# Given records
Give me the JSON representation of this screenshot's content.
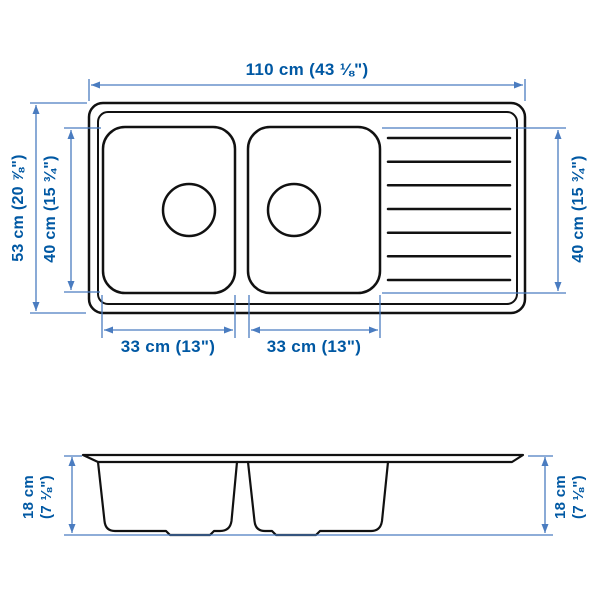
{
  "diagram": {
    "title": "double-bowl inset sink with drainboard - dimension drawing",
    "top_width_label": "110 cm (43 ⅛\")",
    "overall_depth_label": "53 cm (20 ⅞\")",
    "left_bowl_depth_label": "40 cm (15 ¾\")",
    "right_bowl_depth_label": "40 cm (15 ¾\")",
    "left_bowl_width_label": "33 cm (13\")",
    "right_bowl_width_label": "33 cm (13\")",
    "left_height_label_line1": "18 cm",
    "left_height_label_line2": "(7 ⅛\")",
    "right_height_label_line1": "18 cm",
    "right_height_label_line2": "(7 ⅛\")"
  },
  "colors": {
    "label_text": "#0058a3",
    "dimension_line": "#4a7cc0",
    "outline": "#111111",
    "background": "#ffffff"
  }
}
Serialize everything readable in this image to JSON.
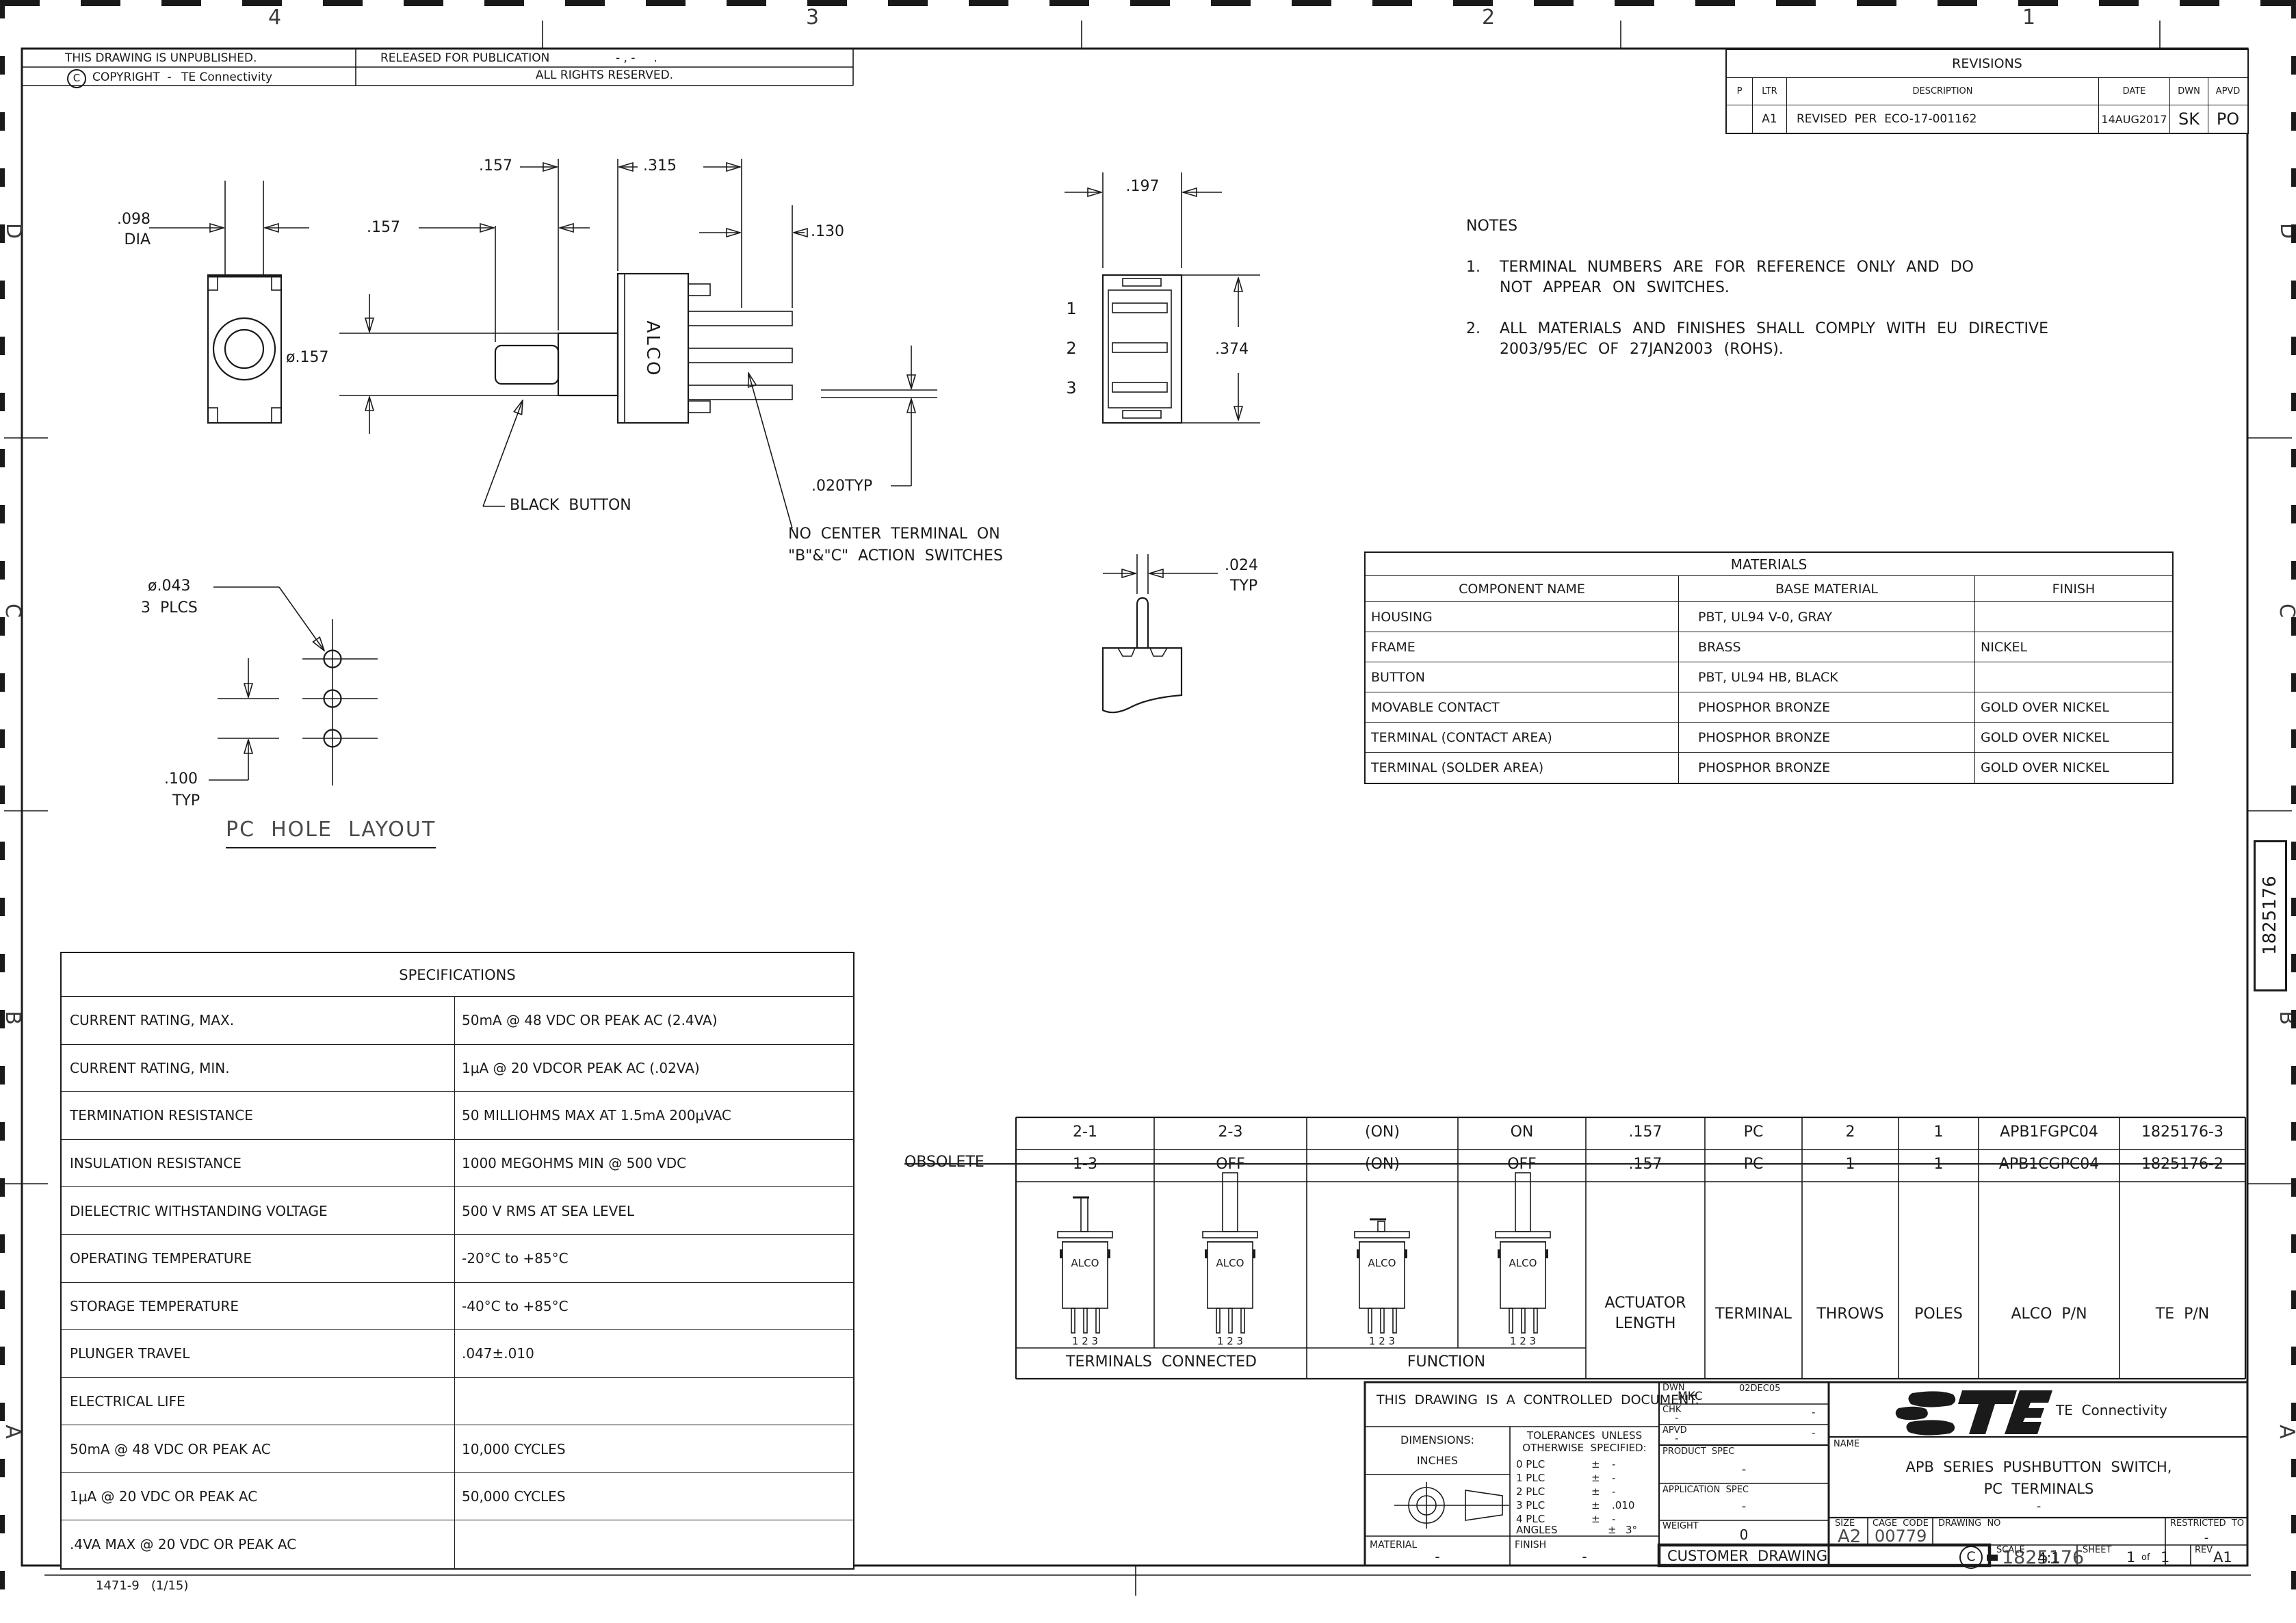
{
  "zones": {
    "top_numbers": [
      "4",
      "3",
      "2",
      "1"
    ],
    "left_letters": [
      "D",
      "C",
      "B",
      "A"
    ],
    "right_letters": [
      "D",
      "C",
      "B",
      "A"
    ],
    "tab_number": "1825176"
  },
  "header": {
    "unpublished": "THIS DRAWING IS UNPUBLISHED.",
    "released": "RELEASED FOR PUBLICATION",
    "released_date": "- , -     .",
    "rights": "ALL RIGHTS RESERVED.",
    "copyright_symbol": "C",
    "copyright_label": "COPYRIGHT  -",
    "company": "TE Connectivity"
  },
  "revisions": {
    "title": "REVISIONS",
    "col_p": "P",
    "col_ltr": "LTR",
    "col_desc": "DESCRIPTION",
    "col_date": "DATE",
    "col_dwn": "DWN",
    "col_apvd": "APVD",
    "row": {
      "p": "",
      "ltr": "A1",
      "desc": "REVISED  PER  ECO-17-001162",
      "date": "14AUG2017",
      "dwn": "SK",
      "apvd": "PO"
    }
  },
  "notes": {
    "title": "NOTES",
    "n1": "1.",
    "n1_line1": "TERMINAL NUMBERS ARE FOR REFERENCE ONLY AND DO",
    "n1_line2": "NOT APPEAR ON SWITCHES.",
    "n2": "2.",
    "n2_line1": "ALL MATERIALS AND FINISHES SHALL COMPLY WITH EU DIRECTIVE",
    "n2_line2": "2003/95/EC OF 27JAN2003 (ROHS)."
  },
  "materials": {
    "title": "MATERIALS",
    "headers": [
      "COMPONENT NAME",
      "BASE MATERIAL",
      "FINISH"
    ],
    "rows": [
      [
        "HOUSING",
        "PBT, UL94 V-0, GRAY",
        ""
      ],
      [
        "FRAME",
        "BRASS",
        "NICKEL"
      ],
      [
        "BUTTON",
        "PBT, UL94 HB, BLACK",
        ""
      ],
      [
        "MOVABLE CONTACT",
        "PHOSPHOR BRONZE",
        "GOLD OVER NICKEL"
      ],
      [
        "TERMINAL (CONTACT AREA)",
        "PHOSPHOR BRONZE",
        "GOLD OVER NICKEL"
      ],
      [
        "TERMINAL (SOLDER AREA)",
        "PHOSPHOR BRONZE",
        "GOLD OVER NICKEL"
      ]
    ]
  },
  "specifications": {
    "title": "SPECIFICATIONS",
    "rows": [
      [
        "CURRENT RATING, MAX.",
        "50mA @ 48 VDC OR PEAK AC (2.4VA)"
      ],
      [
        "CURRENT RATING, MIN.",
        "1μA @ 20 VDCOR PEAK AC (.02VA)"
      ],
      [
        "TERMINATION RESISTANCE",
        "50 MILLIOHMS MAX AT 1.5mA 200μVAC"
      ],
      [
        "INSULATION RESISTANCE",
        "1000 MEGOHMS MIN @ 500 VDC"
      ],
      [
        "DIELECTRIC WITHSTANDING VOLTAGE",
        "500 V RMS AT SEA LEVEL"
      ],
      [
        "OPERATING TEMPERATURE",
        "-20°C to +85°C"
      ],
      [
        "STORAGE TEMPERATURE",
        "-40°C to +85°C"
      ],
      [
        "PLUNGER TRAVEL",
        ".047±.010"
      ],
      [
        "ELECTRICAL LIFE",
        ""
      ],
      [
        "50mA @ 48 VDC OR PEAK AC",
        "10,000 CYCLES"
      ],
      [
        "1μA @ 20 VDC OR PEAK AC",
        "50,000 CYCLES"
      ],
      [
        ".4VA MAX @ 20 VDC OR PEAK AC",
        ""
      ]
    ]
  },
  "views": {
    "front": {
      "stem_dia_1": ".098",
      "stem_dia_2": "DIA"
    },
    "side": {
      "button_len": ".157",
      "flange_len": ".157",
      "body_len": ".315",
      "pin_len": ".130",
      "button_dia": "ø.157",
      "pin_thick": ".020TYP",
      "brand": "ALCO",
      "button_note": "BLACK  BUTTON",
      "terminal_note_1": "NO  CENTER  TERMINAL  ON",
      "terminal_note_2": "\"B\"&\"C\"  ACTION  SWITCHES"
    },
    "rear": {
      "width": ".197",
      "height": ".374",
      "t1": "1",
      "t2": "2",
      "t3": "3"
    },
    "terminal_detail": {
      "thickness": ".024",
      "typ": "TYP"
    },
    "pc_hole": {
      "hole_dia": "ø.043",
      "places": "3  PLCS",
      "pitch": ".100",
      "typ": "TYP",
      "title": "PC  HOLE  LAYOUT"
    }
  },
  "function_table": {
    "obsolete": "OBSOLETE",
    "rows": [
      {
        "ta": "2-1",
        "tb": "2-3",
        "fa": "(ON)",
        "fb": "ON",
        "act": ".157",
        "term": "PC",
        "throws": "2",
        "poles": "1",
        "alco": "APB1FGPC04",
        "te": "1825176-3"
      },
      {
        "ta": "1-3",
        "tb": "OFF",
        "fa": "(ON)",
        "fb": "OFF",
        "act": ".157",
        "term": "PC",
        "throws": "1",
        "poles": "1",
        "alco": "APB1CGPC04",
        "te": "1825176-2"
      }
    ],
    "headers": {
      "actuator_1": "ACTUATOR",
      "actuator_2": "LENGTH",
      "terminal": "TERMINAL",
      "throws": "THROWS",
      "poles": "POLES",
      "alco_pn": "ALCO  P/N",
      "te_pn": "TE  P/N",
      "terminals_connected": "TERMINALS  CONNECTED",
      "function": "FUNCTION"
    },
    "icon": {
      "brand": "ALCO",
      "pins": "1 2 3"
    }
  },
  "title_block": {
    "controlled": "THIS  DRAWING  IS  A  CONTROLLED  DOCUMENT.",
    "dimensions_label": "DIMENSIONS:",
    "dimensions_unit": "INCHES",
    "tolerances_1": "TOLERANCES  UNLESS",
    "tolerances_2": "OTHERWISE  SPECIFIED:",
    "tol_rows": [
      [
        "0 PLC",
        "±",
        "-"
      ],
      [
        "1 PLC",
        "±",
        "-"
      ],
      [
        "2 PLC",
        "±",
        "-"
      ],
      [
        "3 PLC",
        "±",
        ".010"
      ],
      [
        "4 PLC",
        "±",
        "-"
      ],
      [
        "ANGLES",
        "±",
        "3°"
      ]
    ],
    "material_label": "MATERIAL",
    "material_value": "-",
    "finish_label": "FINISH",
    "finish_value": "-",
    "dwn_label": "DWN",
    "dwn_value": "MKC",
    "dwn_date": "02DEC05",
    "chk_label": "CHK",
    "chk_value": "-",
    "chk_right": "-",
    "apvd_label": "APVD",
    "apvd_value": "-",
    "apvd_right": "-",
    "product_spec_label": "PRODUCT  SPEC",
    "product_spec_value": "-",
    "application_spec_label": "APPLICATION  SPEC",
    "application_spec_value": "-",
    "weight_label": "WEIGHT",
    "weight_value": "0",
    "customer_drawing": "CUSTOMER  DRAWING",
    "logo_text": "TE",
    "company": "TE  Connectivity",
    "name_label": "NAME",
    "name_1": "APB  SERIES  PUSHBUTTON  SWITCH,",
    "name_2": "PC  TERMINALS",
    "name_3": "-",
    "size_label": "SIZE",
    "size_value": "A2",
    "cage_label": "CAGE  CODE",
    "cage_value": "00779",
    "drawing_no_label": "DRAWING  NO",
    "drawing_no_prefix": "C",
    "drawing_no_value": "1825176",
    "restricted_label": "RESTRICTED  TO",
    "restricted_value": "-",
    "scale_label": "SCALE",
    "scale_value": "4:1",
    "sheet_label": "SHEET",
    "sheet_value": "1",
    "sheet_of": "of",
    "sheet_total": "1",
    "rev_label": "REV",
    "rev_value": "A1"
  },
  "footer": {
    "form": "1471-9   (1/15)"
  }
}
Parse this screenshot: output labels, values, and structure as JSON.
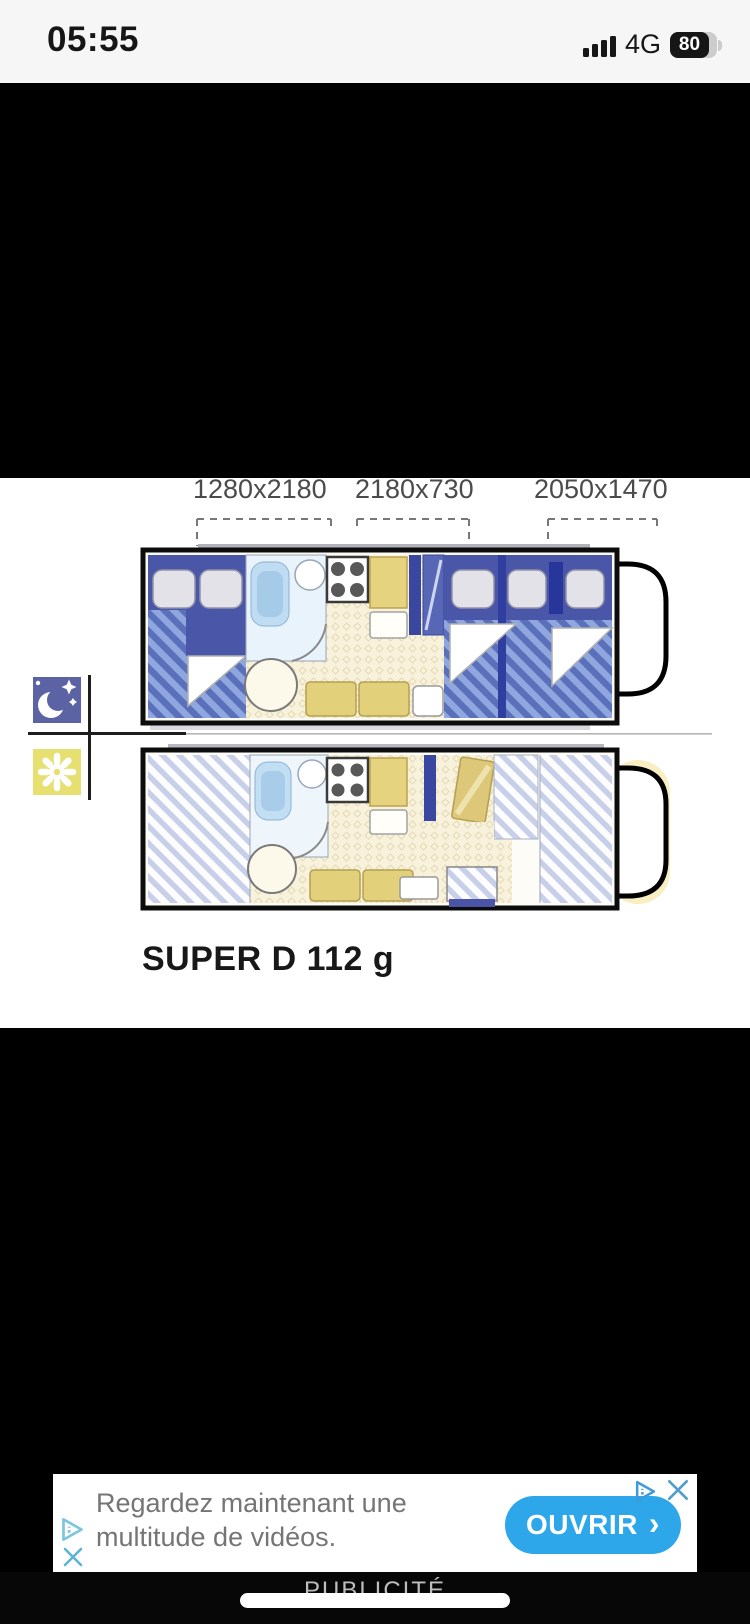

# Aim
Pick out every line above that contains the word "SWITCHES" and copy it.

# Complete answer
    "n1_line2": "NOT APPEAR ON SWITCHES.",
      "terminal_note_2": "\"B\"&\"C\"  ACTION  SWITCHES"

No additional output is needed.